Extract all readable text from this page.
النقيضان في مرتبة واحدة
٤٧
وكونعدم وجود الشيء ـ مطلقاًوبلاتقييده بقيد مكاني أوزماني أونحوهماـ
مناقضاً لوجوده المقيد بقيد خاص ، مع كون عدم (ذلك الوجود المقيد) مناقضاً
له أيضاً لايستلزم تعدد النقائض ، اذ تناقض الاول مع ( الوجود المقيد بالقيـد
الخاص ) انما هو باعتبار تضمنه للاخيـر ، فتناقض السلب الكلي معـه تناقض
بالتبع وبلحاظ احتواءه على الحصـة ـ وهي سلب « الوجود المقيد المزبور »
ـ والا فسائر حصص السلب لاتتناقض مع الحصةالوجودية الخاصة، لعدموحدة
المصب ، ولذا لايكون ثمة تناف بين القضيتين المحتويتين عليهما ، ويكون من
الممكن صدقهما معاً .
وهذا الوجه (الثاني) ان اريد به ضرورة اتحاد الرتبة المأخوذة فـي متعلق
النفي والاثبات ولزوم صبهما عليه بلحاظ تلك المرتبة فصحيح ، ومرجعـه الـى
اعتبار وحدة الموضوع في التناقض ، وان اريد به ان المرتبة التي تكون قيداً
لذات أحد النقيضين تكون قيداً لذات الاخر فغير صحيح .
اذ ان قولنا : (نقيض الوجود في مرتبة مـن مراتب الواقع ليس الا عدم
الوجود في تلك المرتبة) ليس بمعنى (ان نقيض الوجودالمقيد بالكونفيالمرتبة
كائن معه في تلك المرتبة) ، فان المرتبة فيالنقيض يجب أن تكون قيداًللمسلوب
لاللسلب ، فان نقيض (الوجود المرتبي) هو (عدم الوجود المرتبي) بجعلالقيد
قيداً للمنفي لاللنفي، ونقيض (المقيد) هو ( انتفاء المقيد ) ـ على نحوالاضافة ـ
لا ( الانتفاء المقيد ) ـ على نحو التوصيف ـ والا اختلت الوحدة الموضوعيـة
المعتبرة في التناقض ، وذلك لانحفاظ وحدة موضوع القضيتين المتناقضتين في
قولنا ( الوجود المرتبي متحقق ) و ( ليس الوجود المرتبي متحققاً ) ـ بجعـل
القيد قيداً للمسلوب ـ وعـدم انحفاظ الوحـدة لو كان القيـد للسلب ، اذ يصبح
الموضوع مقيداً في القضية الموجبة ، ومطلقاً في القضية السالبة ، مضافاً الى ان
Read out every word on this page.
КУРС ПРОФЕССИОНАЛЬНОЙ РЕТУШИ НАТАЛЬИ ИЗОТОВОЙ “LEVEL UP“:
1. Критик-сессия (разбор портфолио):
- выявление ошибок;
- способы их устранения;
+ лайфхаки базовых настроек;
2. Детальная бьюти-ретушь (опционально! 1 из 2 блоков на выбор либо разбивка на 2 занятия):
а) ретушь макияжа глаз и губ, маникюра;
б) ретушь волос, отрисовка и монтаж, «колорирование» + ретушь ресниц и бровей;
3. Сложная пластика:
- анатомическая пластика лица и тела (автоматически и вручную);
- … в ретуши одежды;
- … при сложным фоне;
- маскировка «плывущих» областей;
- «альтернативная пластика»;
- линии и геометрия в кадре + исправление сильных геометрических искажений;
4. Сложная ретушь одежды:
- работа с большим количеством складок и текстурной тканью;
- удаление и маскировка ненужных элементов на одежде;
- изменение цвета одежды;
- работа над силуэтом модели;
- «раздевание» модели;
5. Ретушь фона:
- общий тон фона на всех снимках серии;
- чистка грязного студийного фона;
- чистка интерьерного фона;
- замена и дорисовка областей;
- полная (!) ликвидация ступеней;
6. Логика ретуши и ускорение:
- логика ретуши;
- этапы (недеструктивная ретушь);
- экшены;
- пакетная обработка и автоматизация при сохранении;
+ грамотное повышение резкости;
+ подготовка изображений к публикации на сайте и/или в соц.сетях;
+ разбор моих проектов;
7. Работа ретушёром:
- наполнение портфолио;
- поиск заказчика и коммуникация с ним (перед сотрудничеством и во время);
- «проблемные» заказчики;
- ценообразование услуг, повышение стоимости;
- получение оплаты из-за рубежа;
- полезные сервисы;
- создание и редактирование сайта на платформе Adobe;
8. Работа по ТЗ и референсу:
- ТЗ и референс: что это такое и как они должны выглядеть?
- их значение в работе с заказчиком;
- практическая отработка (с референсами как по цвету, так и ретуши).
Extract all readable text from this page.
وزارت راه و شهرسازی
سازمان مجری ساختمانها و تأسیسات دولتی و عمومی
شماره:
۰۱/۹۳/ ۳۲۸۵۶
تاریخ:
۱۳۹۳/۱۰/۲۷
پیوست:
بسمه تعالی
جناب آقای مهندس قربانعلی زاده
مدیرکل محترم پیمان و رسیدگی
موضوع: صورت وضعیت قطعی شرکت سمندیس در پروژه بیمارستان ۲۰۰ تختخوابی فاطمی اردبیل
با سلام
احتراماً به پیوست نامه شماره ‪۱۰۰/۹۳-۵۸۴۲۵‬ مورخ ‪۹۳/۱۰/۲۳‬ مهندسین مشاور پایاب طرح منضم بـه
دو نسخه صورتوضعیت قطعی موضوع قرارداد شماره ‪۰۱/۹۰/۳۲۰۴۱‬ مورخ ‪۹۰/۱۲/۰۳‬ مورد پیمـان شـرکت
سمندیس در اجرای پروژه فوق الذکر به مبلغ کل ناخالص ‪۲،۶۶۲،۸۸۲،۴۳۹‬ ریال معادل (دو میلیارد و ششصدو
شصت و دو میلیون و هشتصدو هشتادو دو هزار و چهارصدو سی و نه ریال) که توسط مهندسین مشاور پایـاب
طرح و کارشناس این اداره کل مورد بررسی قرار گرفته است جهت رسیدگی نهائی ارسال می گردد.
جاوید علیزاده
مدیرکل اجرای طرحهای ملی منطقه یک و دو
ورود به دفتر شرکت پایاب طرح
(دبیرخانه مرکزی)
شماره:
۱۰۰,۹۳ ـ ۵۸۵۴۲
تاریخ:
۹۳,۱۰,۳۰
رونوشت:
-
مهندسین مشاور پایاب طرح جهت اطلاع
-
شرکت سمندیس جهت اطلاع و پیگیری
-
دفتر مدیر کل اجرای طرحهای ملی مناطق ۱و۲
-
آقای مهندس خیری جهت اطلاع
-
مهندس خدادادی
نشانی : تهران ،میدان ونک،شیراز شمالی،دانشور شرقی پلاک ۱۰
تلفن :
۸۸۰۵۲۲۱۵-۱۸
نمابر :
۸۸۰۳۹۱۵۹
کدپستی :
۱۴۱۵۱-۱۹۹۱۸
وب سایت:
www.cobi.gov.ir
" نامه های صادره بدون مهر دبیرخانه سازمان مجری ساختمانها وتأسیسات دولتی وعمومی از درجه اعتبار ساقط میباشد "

__The request__
All lines that include "اجرای" are to be gathered and copied.

__The result__
سمندیس در اجرای پروژه فوق الذکر به مبلغ کل ناخالص ‪۲،۶۶۲،۸۸۲،۴۳۹‬ ریال معادل (دو میلیارد و ششصدو
مدیرکل اجرای طرحهای ملی منطقه یک و دو
دفتر مدیر کل اجرای طرحهای ملی مناطق ۱و۲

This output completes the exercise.